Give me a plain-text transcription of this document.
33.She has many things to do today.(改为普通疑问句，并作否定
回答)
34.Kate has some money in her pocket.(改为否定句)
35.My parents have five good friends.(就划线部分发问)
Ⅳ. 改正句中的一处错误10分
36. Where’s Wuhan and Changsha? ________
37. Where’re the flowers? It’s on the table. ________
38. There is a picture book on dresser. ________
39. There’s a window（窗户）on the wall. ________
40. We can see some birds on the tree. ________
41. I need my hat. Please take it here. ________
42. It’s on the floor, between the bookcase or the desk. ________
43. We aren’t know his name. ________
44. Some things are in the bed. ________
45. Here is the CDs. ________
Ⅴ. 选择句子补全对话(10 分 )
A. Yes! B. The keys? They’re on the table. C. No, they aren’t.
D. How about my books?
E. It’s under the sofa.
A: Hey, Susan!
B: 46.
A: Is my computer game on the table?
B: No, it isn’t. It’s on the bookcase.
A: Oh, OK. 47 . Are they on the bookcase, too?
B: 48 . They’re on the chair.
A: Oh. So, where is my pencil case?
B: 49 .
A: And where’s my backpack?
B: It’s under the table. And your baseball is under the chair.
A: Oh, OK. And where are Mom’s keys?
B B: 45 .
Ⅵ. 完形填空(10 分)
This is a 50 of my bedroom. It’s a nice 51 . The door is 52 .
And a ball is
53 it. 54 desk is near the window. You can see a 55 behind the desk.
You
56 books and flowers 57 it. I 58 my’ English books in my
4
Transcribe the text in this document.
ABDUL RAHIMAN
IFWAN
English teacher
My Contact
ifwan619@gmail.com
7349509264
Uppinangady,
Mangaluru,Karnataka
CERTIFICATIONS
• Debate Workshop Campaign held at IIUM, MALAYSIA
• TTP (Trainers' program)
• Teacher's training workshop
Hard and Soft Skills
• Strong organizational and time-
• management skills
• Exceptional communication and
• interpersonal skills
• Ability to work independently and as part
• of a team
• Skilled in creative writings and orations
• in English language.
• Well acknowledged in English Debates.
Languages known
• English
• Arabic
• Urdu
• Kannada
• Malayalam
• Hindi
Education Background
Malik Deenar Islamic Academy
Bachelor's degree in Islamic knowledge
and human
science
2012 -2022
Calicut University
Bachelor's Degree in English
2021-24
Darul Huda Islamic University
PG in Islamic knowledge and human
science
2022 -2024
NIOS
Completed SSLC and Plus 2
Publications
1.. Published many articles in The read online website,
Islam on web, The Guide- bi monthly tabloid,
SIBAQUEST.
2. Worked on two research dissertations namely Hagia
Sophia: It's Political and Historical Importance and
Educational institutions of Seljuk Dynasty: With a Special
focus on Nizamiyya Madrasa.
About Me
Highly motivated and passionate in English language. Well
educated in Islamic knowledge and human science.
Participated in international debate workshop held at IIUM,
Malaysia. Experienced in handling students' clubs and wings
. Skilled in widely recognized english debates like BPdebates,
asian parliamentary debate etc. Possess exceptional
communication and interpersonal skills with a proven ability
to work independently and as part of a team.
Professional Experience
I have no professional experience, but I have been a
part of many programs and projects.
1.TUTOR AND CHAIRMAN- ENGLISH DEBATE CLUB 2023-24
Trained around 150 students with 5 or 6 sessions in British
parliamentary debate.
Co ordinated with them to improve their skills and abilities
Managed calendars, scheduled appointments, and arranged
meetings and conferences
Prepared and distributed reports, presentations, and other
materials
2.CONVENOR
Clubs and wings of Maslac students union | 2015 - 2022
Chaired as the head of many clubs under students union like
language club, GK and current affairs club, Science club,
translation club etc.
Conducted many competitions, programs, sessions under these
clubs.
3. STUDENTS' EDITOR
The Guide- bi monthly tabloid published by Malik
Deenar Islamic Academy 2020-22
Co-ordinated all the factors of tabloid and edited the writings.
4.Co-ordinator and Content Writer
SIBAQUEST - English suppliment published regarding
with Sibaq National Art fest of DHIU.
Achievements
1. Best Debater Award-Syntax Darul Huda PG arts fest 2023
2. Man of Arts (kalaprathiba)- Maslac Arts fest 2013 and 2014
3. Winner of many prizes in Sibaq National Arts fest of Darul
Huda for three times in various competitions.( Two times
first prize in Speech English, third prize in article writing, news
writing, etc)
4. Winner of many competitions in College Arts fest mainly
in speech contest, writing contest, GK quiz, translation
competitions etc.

* Task objective *
Repeat the records above exactly as they appear.

* Problem solution *
Give me a plain-text transcription of this document.
33.She has many things to do today.(改为普通疑问句，并作否定
回答)
34.Kate has some money in her pocket.(改为否定句)
35.My parents have five good friends.(就划线部分发问)
Ⅳ. 改正句中的一处错误10分
36. Where’s Wuhan and Changsha? ________
37. Where’re the flowers? It’s on the table. ________
38. There is a picture book on dresser. ________
39. There’s a window（窗户）on the wall. ________
40. We can see some birds on the tree. ________
41. I need my hat. Please take it here. ________
42. It’s on the floor, between the bookcase or the desk. ________
43. We aren’t know his name. ________
44. Some things are in the bed. ________
45. Here is the CDs. ________
Ⅴ. 选择句子补全对话(10 分 )
A. Yes! B. The keys? They’re on the table. C. No, they aren’t.
D. How about my books?
E. It’s under the sofa.
A: Hey, Susan!
B: 46.
A: Is my computer game on the table?
B: No, it isn’t. It’s on the bookcase.
A: Oh, OK. 47 . Are they on the bookcase, too?
B: 48 . They’re on the chair.
A: Oh. So, where is my pencil case?
B: 49 .
A: And where’s my backpack?
B: It’s under the table. And your baseball is under the chair.
A: Oh, OK. And where are Mom’s keys?
B B: 45 .
Ⅵ. 完形填空(10 分)
This is a 50 of my bedroom. It’s a nice 51 . The door is 52 .
And a ball is
53 it. 54 desk is near the window. You can see a 55 behind the desk.
You
56 books and flowers 57 it. I 58 my’ English books in my
4
Transcribe the text in this document.
ABDUL RAHIMAN
IFWAN
English teacher
My Contact
ifwan619@gmail.com
7349509264
Uppinangady,
Mangaluru,Karnataka
CERTIFICATIONS
• Debate Workshop Campaign held at IIUM, MALAYSIA
• TTP (Trainers' program)
• Teacher's training workshop
Hard and Soft Skills
• Strong organizational and time-
• management skills
• Exceptional communication and
• interpersonal skills
• Ability to work independently and as part
• of a team
• Skilled in creative writings and orations
• in English language.
• Well acknowledged in English Debates.
Languages known
• English
• Arabic
• Urdu
• Kannada
• Malayalam
• Hindi
Education Background
Malik Deenar Islamic Academy
Bachelor's degree in Islamic knowledge
and human
science
2012 -2022
Calicut University
Bachelor's Degree in English
2021-24
Darul Huda Islamic University
PG in Islamic knowledge and human
science
2022 -2024
NIOS
Completed SSLC and Plus 2
Publications
1.. Published many articles in The read online website,
Islam on web, The Guide- bi monthly tabloid,
SIBAQUEST.
2. Worked on two research dissertations namely Hagia
Sophia: It's Political and Historical Importance and
Educational institutions of Seljuk Dynasty: With a Special
focus on Nizamiyya Madrasa.
About Me
Highly motivated and passionate in English language. Well
educated in Islamic knowledge and human science.
Participated in international debate workshop held at IIUM,
Malaysia. Experienced in handling students' clubs and wings
. Skilled in widely recognized english debates like BPdebates,
asian parliamentary debate etc. Possess exceptional
communication and interpersonal skills with a proven ability
to work independently and as part of a team.
Professional Experience
I have no professional experience, but I have been a
part of many programs and projects.
1.TUTOR AND CHAIRMAN- ENGLISH DEBATE CLUB 2023-24
Trained around 150 students with 5 or 6 sessions in British
parliamentary debate.
Co ordinated with them to improve their skills and abilities
Managed calendars, scheduled appointments, and arranged
meetings and conferences
Prepared and distributed reports, presentations, and other
materials
2.CONVENOR
Clubs and wings of Maslac students union | 2015 - 2022
Chaired as the head of many clubs under students union like
language club, GK and current affairs club, Science club,
translation club etc.
Conducted many competitions, programs, sessions under these
clubs.
3. STUDENTS' EDITOR
The Guide- bi monthly tabloid published by Malik
Deenar Islamic Academy 2020-22
Co-ordinated all the factors of tabloid and edited the writings.
4.Co-ordinator and Content Writer
SIBAQUEST - English suppliment published regarding
with Sibaq National Art fest of DHIU.
Achievements
1. Best Debater Award-Syntax Darul Huda PG arts fest 2023
2. Man of Arts (kalaprathiba)- Maslac Arts fest 2013 and 2014
3. Winner of many prizes in Sibaq National Arts fest of Darul
Huda for three times in various competitions.( Two times
first prize in Speech English, third prize in article writing, news
writing, etc)
4. Winner of many competitions in College Arts fest mainly
in speech contest, writing contest, GK quiz, translation
competitions etc.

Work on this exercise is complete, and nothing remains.